(Recorded data)

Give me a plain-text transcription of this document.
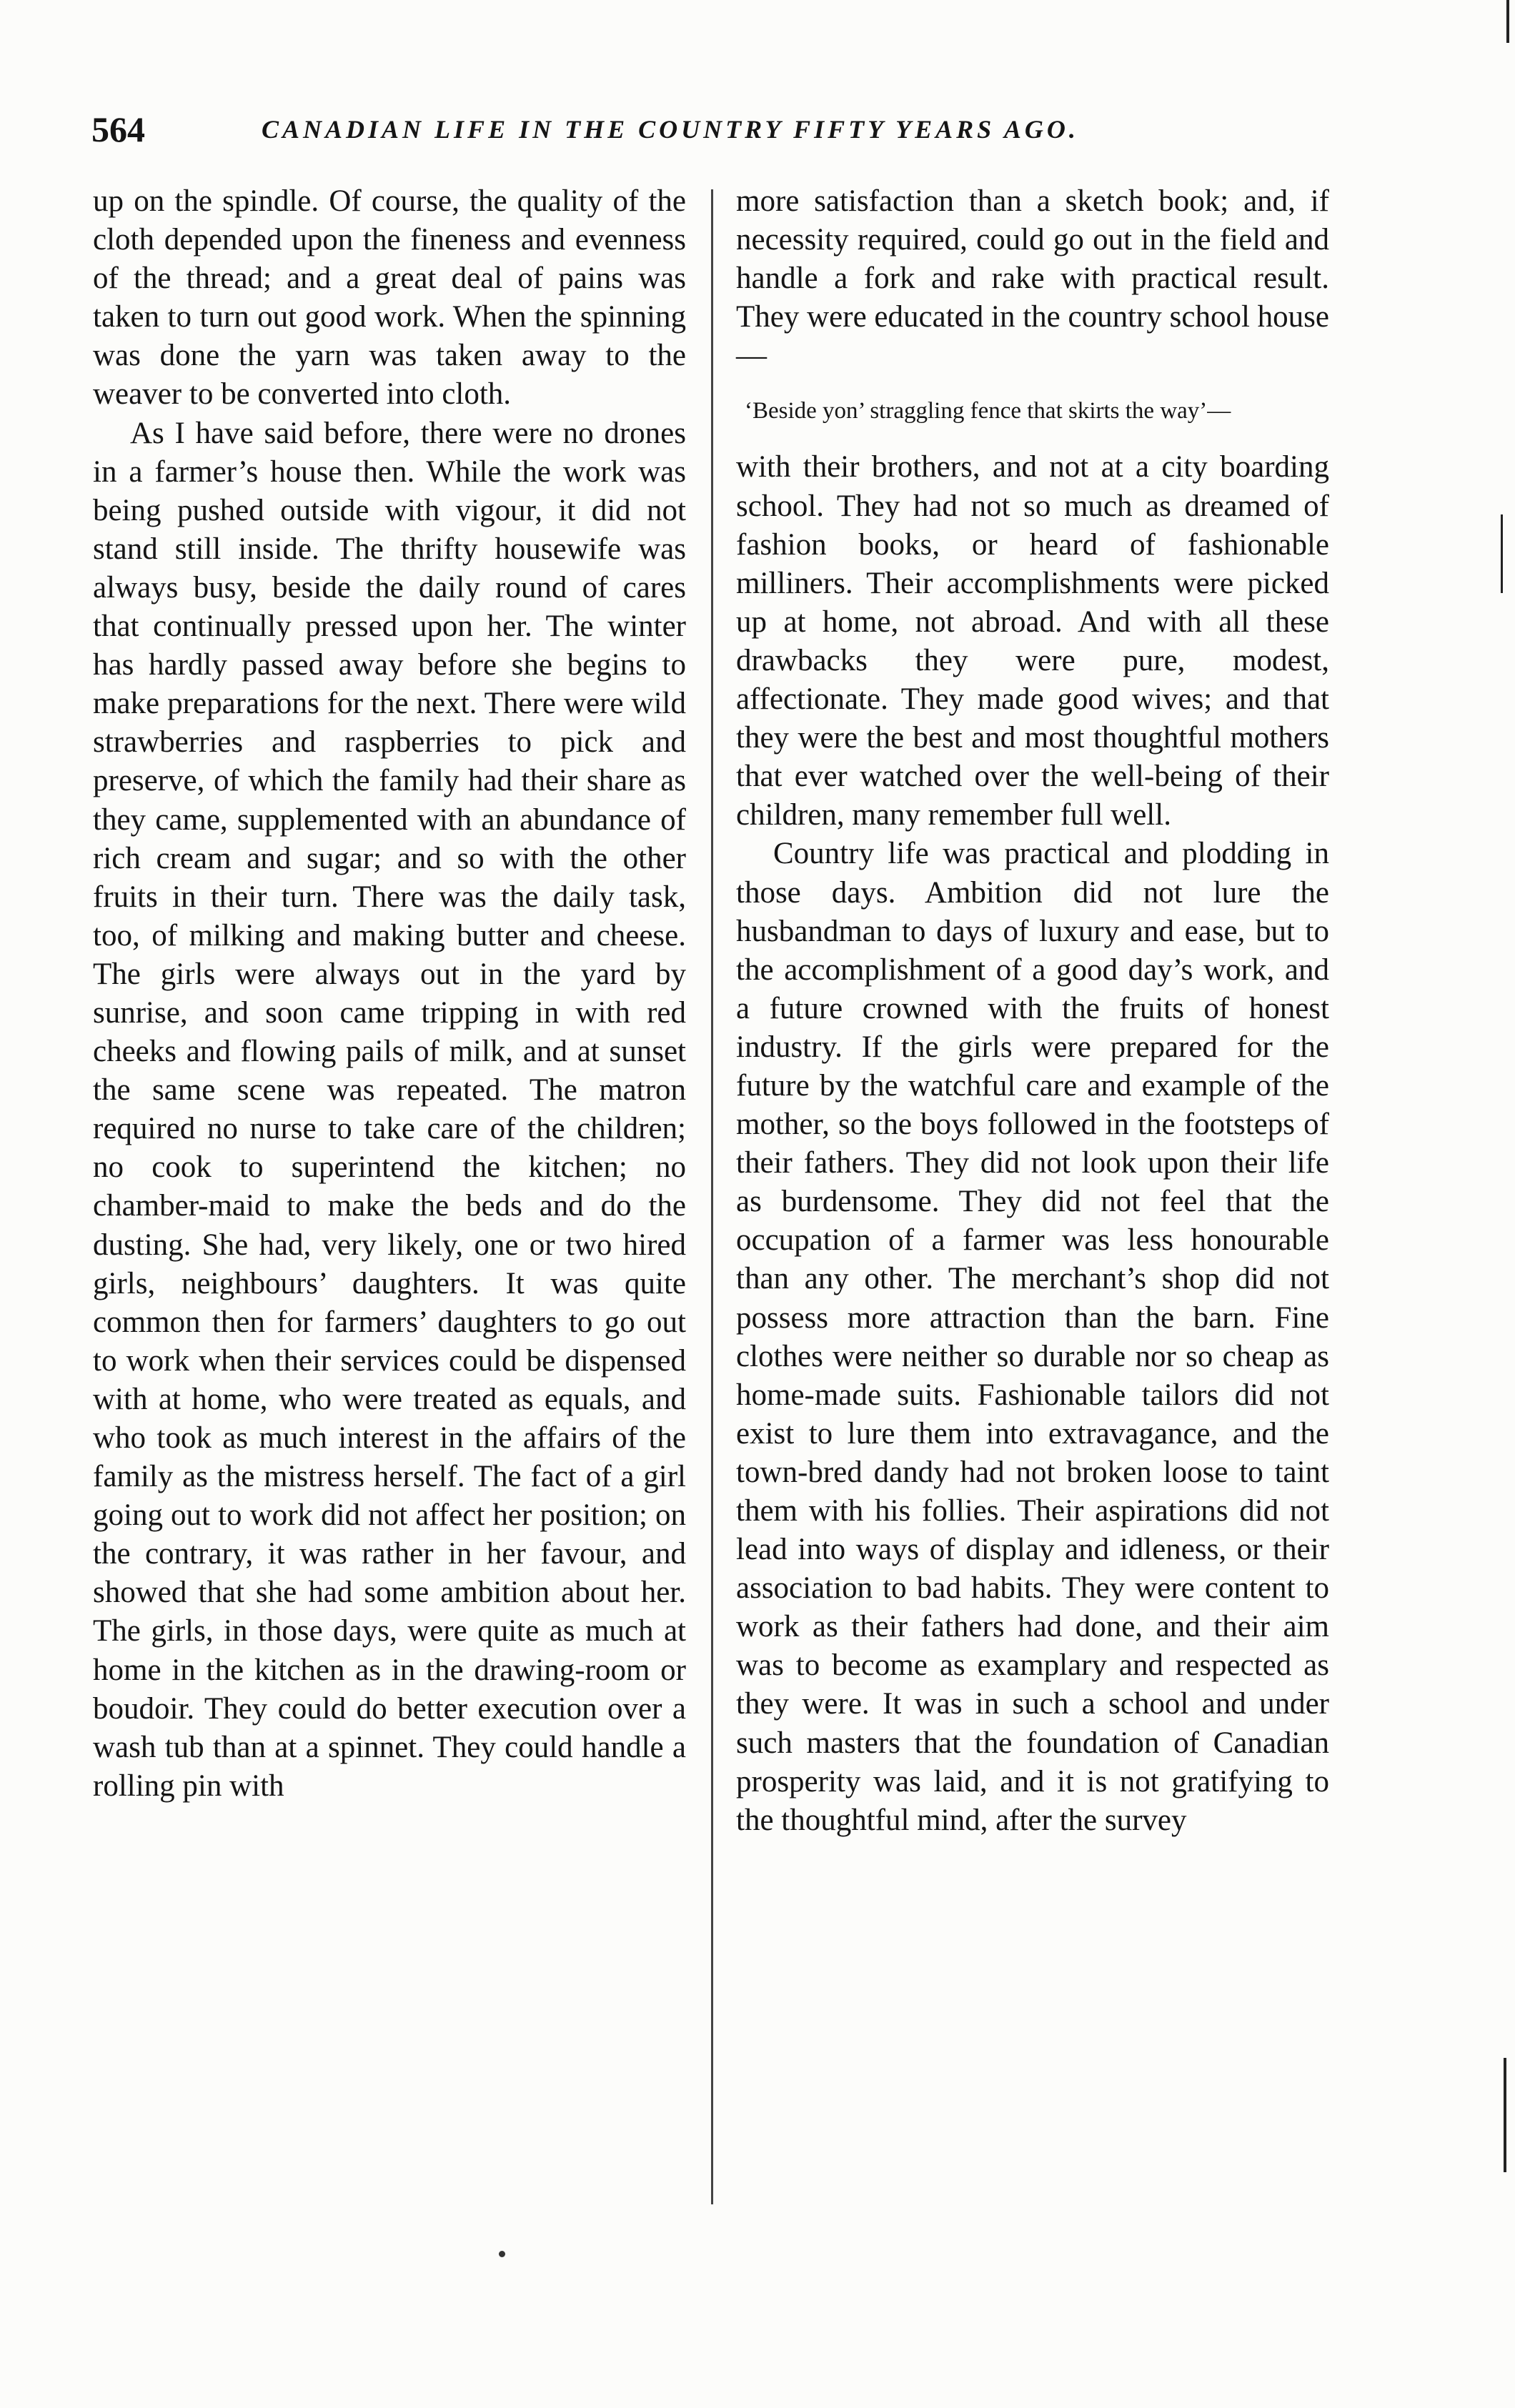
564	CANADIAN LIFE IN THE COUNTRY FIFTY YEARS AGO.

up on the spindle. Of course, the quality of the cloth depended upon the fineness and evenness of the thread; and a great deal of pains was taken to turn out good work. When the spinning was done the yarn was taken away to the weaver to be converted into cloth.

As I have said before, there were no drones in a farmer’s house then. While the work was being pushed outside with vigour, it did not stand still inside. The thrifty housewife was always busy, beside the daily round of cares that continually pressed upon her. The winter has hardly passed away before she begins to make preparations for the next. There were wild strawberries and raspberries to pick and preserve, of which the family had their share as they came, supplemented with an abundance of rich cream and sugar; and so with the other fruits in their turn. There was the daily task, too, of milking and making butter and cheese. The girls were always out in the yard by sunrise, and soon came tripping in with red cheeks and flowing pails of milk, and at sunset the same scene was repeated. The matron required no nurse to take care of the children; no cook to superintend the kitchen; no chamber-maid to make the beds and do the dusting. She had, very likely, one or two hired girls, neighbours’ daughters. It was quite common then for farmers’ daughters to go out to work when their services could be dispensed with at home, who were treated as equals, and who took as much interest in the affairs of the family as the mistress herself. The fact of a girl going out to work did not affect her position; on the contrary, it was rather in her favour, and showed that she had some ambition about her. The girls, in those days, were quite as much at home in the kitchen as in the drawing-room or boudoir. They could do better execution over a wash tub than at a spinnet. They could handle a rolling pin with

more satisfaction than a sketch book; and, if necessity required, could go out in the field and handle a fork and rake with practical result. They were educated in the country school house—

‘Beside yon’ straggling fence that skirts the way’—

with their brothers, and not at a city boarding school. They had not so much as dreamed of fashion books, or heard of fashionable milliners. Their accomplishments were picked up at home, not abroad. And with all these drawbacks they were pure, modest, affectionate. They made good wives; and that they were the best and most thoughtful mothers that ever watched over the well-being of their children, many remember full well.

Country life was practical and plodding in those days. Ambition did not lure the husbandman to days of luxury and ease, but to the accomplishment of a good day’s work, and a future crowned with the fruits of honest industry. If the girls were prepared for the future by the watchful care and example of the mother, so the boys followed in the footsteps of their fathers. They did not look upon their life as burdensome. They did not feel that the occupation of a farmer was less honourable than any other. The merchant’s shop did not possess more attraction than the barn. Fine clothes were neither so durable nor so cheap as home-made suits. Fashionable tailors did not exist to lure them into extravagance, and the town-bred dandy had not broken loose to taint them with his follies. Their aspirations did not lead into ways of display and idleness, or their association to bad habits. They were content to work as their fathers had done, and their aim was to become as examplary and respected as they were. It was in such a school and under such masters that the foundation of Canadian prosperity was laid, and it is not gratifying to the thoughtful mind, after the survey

The problem ▸ Repeat the material above word for word and skip every image in it.

Exercise output ▸
Give me a plain-text transcription of this document.
564	CANADIAN LIFE IN THE COUNTRY FIFTY YEARS AGO.

up on the spindle. Of course, the quality of the cloth depended upon the fineness and evenness of the thread; and a great deal of pains was taken to turn out good work. When the spinning was done the yarn was taken away to the weaver to be converted into cloth.

As I have said before, there were no drones in a farmer’s house then. While the work was being pushed outside with vigour, it did not stand still inside. The thrifty housewife was always busy, beside the daily round of cares that continually pressed upon her. The winter has hardly passed away before she begins to make preparations for the next. There were wild strawberries and raspberries to pick and preserve, of which the family had their share as they came, supplemented with an abundance of rich cream and sugar; and so with the other fruits in their turn. There was the daily task, too, of milking and making butter and cheese. The girls were always out in the yard by sunrise, and soon came tripping in with red cheeks and flowing pails of milk, and at sunset the same scene was repeated. The matron required no nurse to take care of the children; no cook to superintend the kitchen; no chamber-maid to make the beds and do the dusting. She had, very likely, one or two hired girls, neighbours’ daughters. It was quite common then for farmers’ daughters to go out to work when their services could be dispensed with at home, who were treated as equals, and who took as much interest in the affairs of the family as the mistress herself. The fact of a girl going out to work did not affect her position; on the contrary, it was rather in her favour, and showed that she had some ambition about her. The girls, in those days, were quite as much at home in the kitchen as in the drawing-room or boudoir. They could do better execution over a wash tub than at a spinnet. They could handle a rolling pin with

more satisfaction than a sketch book; and, if necessity required, could go out in the field and handle a fork and rake with practical result. They were educated in the country school house—

‘Beside yon’ straggling fence that skirts the way’—

with their brothers, and not at a city boarding school. They had not so much as dreamed of fashion books, or heard of fashionable milliners. Their accomplishments were picked up at home, not abroad. And with all these drawbacks they were pure, modest, affectionate. They made good wives; and that they were the best and most thoughtful mothers that ever watched over the well-being of their children, many remember full well.

Country life was practical and plodding in those days. Ambition did not lure the husbandman to days of luxury and ease, but to the accomplishment of a good day’s work, and a future crowned with the fruits of honest industry. If the girls were prepared for the future by the watchful care and example of the mother, so the boys followed in the footsteps of their fathers. They did not look upon their life as burdensome. They did not feel that the occupation of a farmer was less honourable than any other. The merchant’s shop did not possess more attraction than the barn. Fine clothes were neither so durable nor so cheap as home-made suits. Fashionable tailors did not exist to lure them into extravagance, and the town-bred dandy had not broken loose to taint them with his follies. Their aspirations did not lead into ways of display and idleness, or their association to bad habits. They were content to work as their fathers had done, and their aim was to become as examplary and respected as they were. It was in such a school and under such masters that the foundation of Canadian prosperity was laid, and it is not gratifying to the thoughtful mind, after the survey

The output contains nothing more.